> [WRITTEN EXERCISE] Without skipping anything, write out each record below exactly.

> [SUPPLIED MATERIAL]

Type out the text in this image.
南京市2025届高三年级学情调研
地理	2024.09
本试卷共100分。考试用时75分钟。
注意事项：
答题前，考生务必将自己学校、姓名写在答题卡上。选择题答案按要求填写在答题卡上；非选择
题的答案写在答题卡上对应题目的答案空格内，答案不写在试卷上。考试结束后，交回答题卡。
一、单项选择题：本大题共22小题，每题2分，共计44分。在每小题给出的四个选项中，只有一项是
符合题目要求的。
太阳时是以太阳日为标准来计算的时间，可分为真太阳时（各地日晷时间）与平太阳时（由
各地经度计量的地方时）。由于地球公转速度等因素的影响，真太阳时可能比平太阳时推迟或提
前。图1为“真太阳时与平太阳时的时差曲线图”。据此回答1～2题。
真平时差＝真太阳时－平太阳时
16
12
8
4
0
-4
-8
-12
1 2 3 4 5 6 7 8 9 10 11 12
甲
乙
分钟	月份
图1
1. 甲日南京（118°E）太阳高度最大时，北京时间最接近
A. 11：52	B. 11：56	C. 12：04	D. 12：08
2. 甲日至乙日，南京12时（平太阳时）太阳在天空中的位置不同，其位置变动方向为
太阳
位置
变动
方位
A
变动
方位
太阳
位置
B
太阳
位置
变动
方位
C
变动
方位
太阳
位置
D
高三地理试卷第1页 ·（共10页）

> [SOLUTION]
Type out the text in this image.
南京市2025届高三年级学情调研
地理	2024.09
本试卷共100分。考试用时75分钟。
注意事项：
答题前，考生务必将自己学校、姓名写在答题卡上。选择题答案按要求填写在答题卡上；非选择
题的答案写在答题卡上对应题目的答案空格内，答案不写在试卷上。考试结束后，交回答题卡。
一、单项选择题：本大题共22小题，每题2分，共计44分。在每小题给出的四个选项中，只有一项是
符合题目要求的。
太阳时是以太阳日为标准来计算的时间，可分为真太阳时（各地日晷时间）与平太阳时（由
各地经度计量的地方时）。由于地球公转速度等因素的影响，真太阳时可能比平太阳时推迟或提
前。图1为“真太阳时与平太阳时的时差曲线图”。据此回答1～2题。
真平时差＝真太阳时－平太阳时
16
12
8
4
0
-4
-8
-12
1 2 3 4 5 6 7 8 9 10 11 12
甲
乙
分钟	月份
图1
1. 甲日南京（118°E）太阳高度最大时，北京时间最接近
A. 11：52	B. 11：56	C. 12：04	D. 12：08
2. 甲日至乙日，南京12时（平太阳时）太阳在天空中的位置不同，其位置变动方向为
太阳
位置
变动
方位
A
变动
方位
太阳
位置
B
太阳
位置
变动
方位
C
变动
方位
太阳
位置
D
高三地理试卷第1页 ·（共10页）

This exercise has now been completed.